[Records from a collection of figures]
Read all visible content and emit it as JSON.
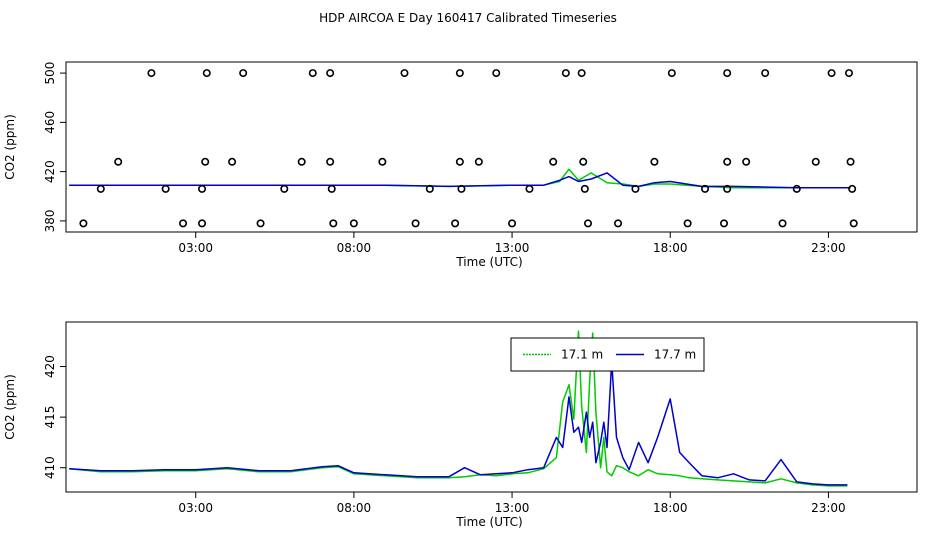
{
  "title": "HDP AIRCOA E  Day 160417  Calibrated Timeseries",
  "chart_data": [
    {
      "type": "scatter",
      "xlabel": "Time (UTC)",
      "ylabel": "CO2 (ppm)",
      "xlim": [
        -1.1,
        25.8
      ],
      "ylim": [
        371,
        509
      ],
      "x_ticks": [
        3,
        8,
        13,
        18,
        23
      ],
      "x_tick_labels": [
        "03:00",
        "08:00",
        "13:00",
        "18:00",
        "23:00"
      ],
      "y_ticks": [
        380,
        420,
        460,
        500
      ],
      "y_tick_labels": [
        "380",
        "420",
        "460",
        "500"
      ],
      "grid": false,
      "colors": {
        "17.1 m": "#00cc00",
        "17.7 m": "#0000cc",
        "points": "#000000"
      },
      "points": [
        {
          "x": 1.6,
          "y": 500
        },
        {
          "x": 3.35,
          "y": 500
        },
        {
          "x": 4.5,
          "y": 500
        },
        {
          "x": 6.7,
          "y": 500
        },
        {
          "x": 7.25,
          "y": 500
        },
        {
          "x": 9.6,
          "y": 500
        },
        {
          "x": 11.35,
          "y": 500
        },
        {
          "x": 12.5,
          "y": 500
        },
        {
          "x": 14.7,
          "y": 500
        },
        {
          "x": 15.2,
          "y": 500
        },
        {
          "x": 18.05,
          "y": 500
        },
        {
          "x": 19.8,
          "y": 500
        },
        {
          "x": 21.0,
          "y": 500
        },
        {
          "x": 23.1,
          "y": 500
        },
        {
          "x": 23.65,
          "y": 500
        },
        {
          "x": 0.55,
          "y": 428
        },
        {
          "x": 3.3,
          "y": 428
        },
        {
          "x": 4.15,
          "y": 428
        },
        {
          "x": 6.35,
          "y": 428
        },
        {
          "x": 7.25,
          "y": 428
        },
        {
          "x": 8.9,
          "y": 428
        },
        {
          "x": 11.35,
          "y": 428
        },
        {
          "x": 11.95,
          "y": 428
        },
        {
          "x": 14.3,
          "y": 428
        },
        {
          "x": 15.25,
          "y": 428
        },
        {
          "x": 17.5,
          "y": 428
        },
        {
          "x": 19.8,
          "y": 428
        },
        {
          "x": 20.4,
          "y": 428
        },
        {
          "x": 22.6,
          "y": 428
        },
        {
          "x": 23.7,
          "y": 428
        },
        {
          "x": 0.0,
          "y": 406
        },
        {
          "x": 2.05,
          "y": 406
        },
        {
          "x": 3.2,
          "y": 406
        },
        {
          "x": 5.8,
          "y": 406
        },
        {
          "x": 7.3,
          "y": 406
        },
        {
          "x": 10.4,
          "y": 406
        },
        {
          "x": 11.4,
          "y": 406
        },
        {
          "x": 13.55,
          "y": 406
        },
        {
          "x": 15.3,
          "y": 406
        },
        {
          "x": 16.9,
          "y": 406
        },
        {
          "x": 19.1,
          "y": 406
        },
        {
          "x": 19.8,
          "y": 406
        },
        {
          "x": 22.0,
          "y": 406
        },
        {
          "x": 23.75,
          "y": 406
        },
        {
          "x": -0.55,
          "y": 378
        },
        {
          "x": 2.6,
          "y": 378
        },
        {
          "x": 3.2,
          "y": 378
        },
        {
          "x": 5.05,
          "y": 378
        },
        {
          "x": 7.35,
          "y": 378
        },
        {
          "x": 8.0,
          "y": 378
        },
        {
          "x": 9.95,
          "y": 378
        },
        {
          "x": 11.2,
          "y": 378
        },
        {
          "x": 13.0,
          "y": 378
        },
        {
          "x": 15.4,
          "y": 378
        },
        {
          "x": 16.35,
          "y": 378
        },
        {
          "x": 18.55,
          "y": 378
        },
        {
          "x": 19.7,
          "y": 378
        },
        {
          "x": 21.55,
          "y": 378
        },
        {
          "x": 23.8,
          "y": 378
        }
      ],
      "series": [
        {
          "name": "17.1 m",
          "x": [
            -1,
            1,
            3,
            5,
            7,
            9,
            11,
            13,
            14,
            14.5,
            14.8,
            15.1,
            15.5,
            16,
            16.5,
            17,
            17.5,
            18,
            19,
            20,
            22,
            23.7
          ],
          "y": [
            409,
            409,
            409,
            409,
            409,
            409,
            408,
            409,
            409,
            412,
            422,
            413,
            419,
            411,
            410,
            408,
            410,
            410,
            408,
            407,
            407,
            407
          ]
        },
        {
          "name": "17.7 m",
          "x": [
            -1,
            1,
            3,
            5,
            7,
            9,
            11,
            13,
            14,
            14.5,
            14.8,
            15.1,
            15.5,
            16,
            16.5,
            17,
            17.5,
            18,
            19,
            20,
            22,
            23.7
          ],
          "y": [
            409,
            409,
            409,
            409,
            409,
            409,
            408,
            409,
            409,
            413,
            416,
            412,
            414,
            419,
            409,
            408,
            411,
            412,
            408,
            408,
            407,
            407
          ]
        }
      ]
    },
    {
      "type": "line",
      "xlabel": "Time (UTC)",
      "ylabel": "CO2 (ppm)",
      "xlim": [
        -1.1,
        25.8
      ],
      "ylim": [
        407.6,
        424.4
      ],
      "x_ticks": [
        3,
        8,
        13,
        18,
        23
      ],
      "x_tick_labels": [
        "03:00",
        "08:00",
        "13:00",
        "18:00",
        "23:00"
      ],
      "y_ticks": [
        410,
        415,
        420
      ],
      "y_tick_labels": [
        "410",
        "415",
        "420"
      ],
      "grid": false,
      "legend": "top-right",
      "series": [
        {
          "name": "17.1 m",
          "color": "#00cc00",
          "x": [
            -1,
            0,
            1,
            2,
            3,
            4,
            5,
            6,
            7,
            7.5,
            8,
            9,
            10,
            11,
            11.5,
            12,
            12.5,
            13,
            13.5,
            14,
            14.4,
            14.6,
            14.8,
            14.95,
            15.1,
            15.2,
            15.35,
            15.45,
            15.55,
            15.65,
            15.8,
            15.9,
            16.0,
            16.15,
            16.3,
            16.5,
            16.7,
            17.0,
            17.3,
            17.6,
            18.0,
            18.3,
            18.6,
            19.0,
            19.5,
            20.0,
            20.5,
            21.0,
            21.5,
            22.0,
            22.5,
            23.0,
            23.6
          ],
          "y": [
            409.9,
            409.6,
            409.6,
            409.7,
            409.7,
            409.9,
            409.6,
            409.6,
            410.0,
            410.1,
            409.4,
            409.2,
            409.0,
            409.0,
            409.1,
            409.3,
            409.2,
            409.4,
            409.5,
            409.9,
            411.0,
            416.5,
            418.2,
            414.8,
            423.5,
            416.0,
            411.5,
            418.5,
            423.3,
            415.5,
            410.0,
            413.0,
            409.6,
            409.2,
            410.2,
            410.0,
            409.6,
            409.2,
            409.8,
            409.4,
            409.3,
            409.2,
            409.0,
            408.9,
            408.8,
            408.7,
            408.6,
            408.5,
            408.9,
            408.5,
            408.3,
            408.2,
            408.2
          ]
        },
        {
          "name": "17.7 m",
          "color": "#0000cc",
          "x": [
            -1,
            0,
            1,
            2,
            3,
            4,
            5,
            6,
            7,
            7.5,
            8,
            9,
            10,
            11,
            11.5,
            12,
            12.5,
            13,
            13.5,
            14,
            14.4,
            14.6,
            14.8,
            14.95,
            15.1,
            15.2,
            15.35,
            15.45,
            15.55,
            15.65,
            15.8,
            15.9,
            16.0,
            16.15,
            16.3,
            16.5,
            16.7,
            17.0,
            17.3,
            17.6,
            18.0,
            18.3,
            18.6,
            19.0,
            19.5,
            20.0,
            20.5,
            21.0,
            21.5,
            22.0,
            22.5,
            23.0,
            23.6
          ],
          "y": [
            409.9,
            409.7,
            409.7,
            409.8,
            409.8,
            410.0,
            409.7,
            409.7,
            410.1,
            410.2,
            409.5,
            409.3,
            409.1,
            409.1,
            410.0,
            409.3,
            409.4,
            409.5,
            409.8,
            410.0,
            413.0,
            412.0,
            417.0,
            413.5,
            414.0,
            412.5,
            415.5,
            413.0,
            414.5,
            410.5,
            412.5,
            414.5,
            412.0,
            420.5,
            413.0,
            411.0,
            409.8,
            412.5,
            410.5,
            413.0,
            416.8,
            411.5,
            410.5,
            409.2,
            409.0,
            409.4,
            408.8,
            408.7,
            410.8,
            408.6,
            408.4,
            408.3,
            408.3
          ]
        }
      ]
    }
  ]
}
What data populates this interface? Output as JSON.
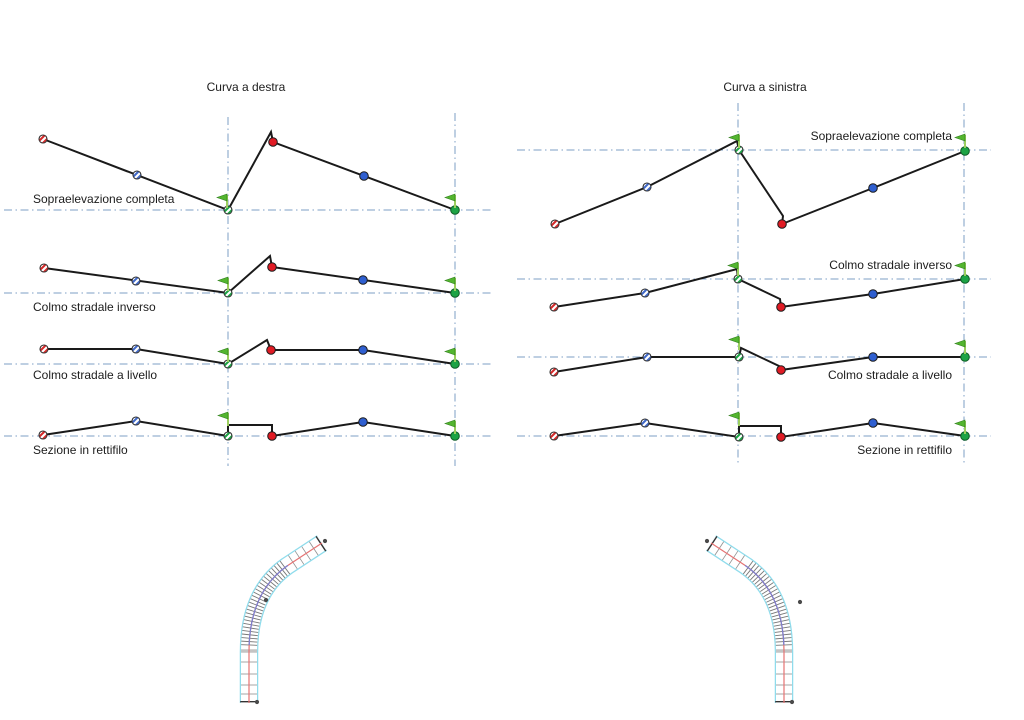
{
  "panels": {
    "left": {
      "title": "Curva a destra",
      "section_labels": [
        "Sopraelevazione completa",
        "Colmo stradale inverso",
        "Colmo stradale a livello",
        "Sezione in rettifilo"
      ]
    },
    "right": {
      "title": "Curva a sinistra",
      "section_labels": [
        "Sopraelevazione completa",
        "Colmo stradale inverso",
        "Colmo stradale a livello",
        "Sezione in rettifilo"
      ]
    }
  },
  "legend": {
    "marker_kinds": [
      "start-red-striped-circle",
      "blue-striped-circle",
      "center-green-striped-circle",
      "red-dot",
      "blue-dot",
      "green-dot",
      "green-flag"
    ]
  },
  "colors": {
    "guide_line": "#7e9fc6",
    "profile_line": "#1a1a1a",
    "marker_red": "#d42a2a",
    "marker_blue": "#2f5fd0",
    "marker_green": "#1ca345",
    "flag_green": "#53b52f",
    "road_edge": "#8fdcec",
    "road_centerline_tangent": "#e57373",
    "road_centerline_curve": "#7b7fd0",
    "road_tick": "#777777"
  }
}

→ SHORT PROBLEM:
Pull every line containing the word "JSON" out of the material and copy it.

→ FINAL RESULT:
Read all visible content and emit it as JSON.
What data populates this interface? Output as JSON.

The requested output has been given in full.